#### Problem requirements:
The data must be returned in full and exactly as given.

[Saved data entries]

###

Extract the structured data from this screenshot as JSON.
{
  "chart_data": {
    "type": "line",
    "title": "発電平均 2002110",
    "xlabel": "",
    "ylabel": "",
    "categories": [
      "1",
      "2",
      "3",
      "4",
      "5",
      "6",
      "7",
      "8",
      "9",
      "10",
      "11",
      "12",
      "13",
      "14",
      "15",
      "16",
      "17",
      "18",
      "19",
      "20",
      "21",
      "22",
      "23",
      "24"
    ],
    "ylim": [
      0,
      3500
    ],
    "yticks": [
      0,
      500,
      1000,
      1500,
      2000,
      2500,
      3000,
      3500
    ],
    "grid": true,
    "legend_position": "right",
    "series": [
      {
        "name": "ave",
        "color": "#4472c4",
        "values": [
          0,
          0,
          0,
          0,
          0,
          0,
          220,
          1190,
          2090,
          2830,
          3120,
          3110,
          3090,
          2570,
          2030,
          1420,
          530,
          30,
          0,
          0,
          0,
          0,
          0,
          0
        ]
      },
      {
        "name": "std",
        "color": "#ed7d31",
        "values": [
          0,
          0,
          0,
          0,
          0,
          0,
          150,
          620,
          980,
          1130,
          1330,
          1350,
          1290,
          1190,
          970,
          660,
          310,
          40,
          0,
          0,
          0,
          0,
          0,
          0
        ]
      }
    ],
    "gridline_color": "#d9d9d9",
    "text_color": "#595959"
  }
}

###

#### Reply:
Extract the structured data from this screenshot as JSON.
{
  "chart_data": {
    "type": "line",
    "title": "発電平均 2002110",
    "xlabel": "",
    "ylabel": "",
    "categories": [
      "1",
      "2",
      "3",
      "4",
      "5",
      "6",
      "7",
      "8",
      "9",
      "10",
      "11",
      "12",
      "13",
      "14",
      "15",
      "16",
      "17",
      "18",
      "19",
      "20",
      "21",
      "22",
      "23",
      "24"
    ],
    "ylim": [
      0,
      3500
    ],
    "yticks": [
      0,
      500,
      1000,
      1500,
      2000,
      2500,
      3000,
      3500
    ],
    "grid": true,
    "legend_position": "right",
    "series": [
      {
        "name": "ave",
        "color": "#4472c4",
        "values": [
          0,
          0,
          0,
          0,
          0,
          0,
          220,
          1190,
          2090,
          2830,
          3120,
          3110,
          3090,
          2570,
          2030,
          1420,
          530,
          30,
          0,
          0,
          0,
          0,
          0,
          0
        ]
      },
      {
        "name": "std",
        "color": "#ed7d31",
        "values": [
          0,
          0,
          0,
          0,
          0,
          0,
          150,
          620,
          980,
          1130,
          1330,
          1350,
          1290,
          1190,
          970,
          660,
          310,
          40,
          0,
          0,
          0,
          0,
          0,
          0
        ]
      }
    ],
    "gridline_color": "#d9d9d9",
    "text_color": "#595959"
  }
}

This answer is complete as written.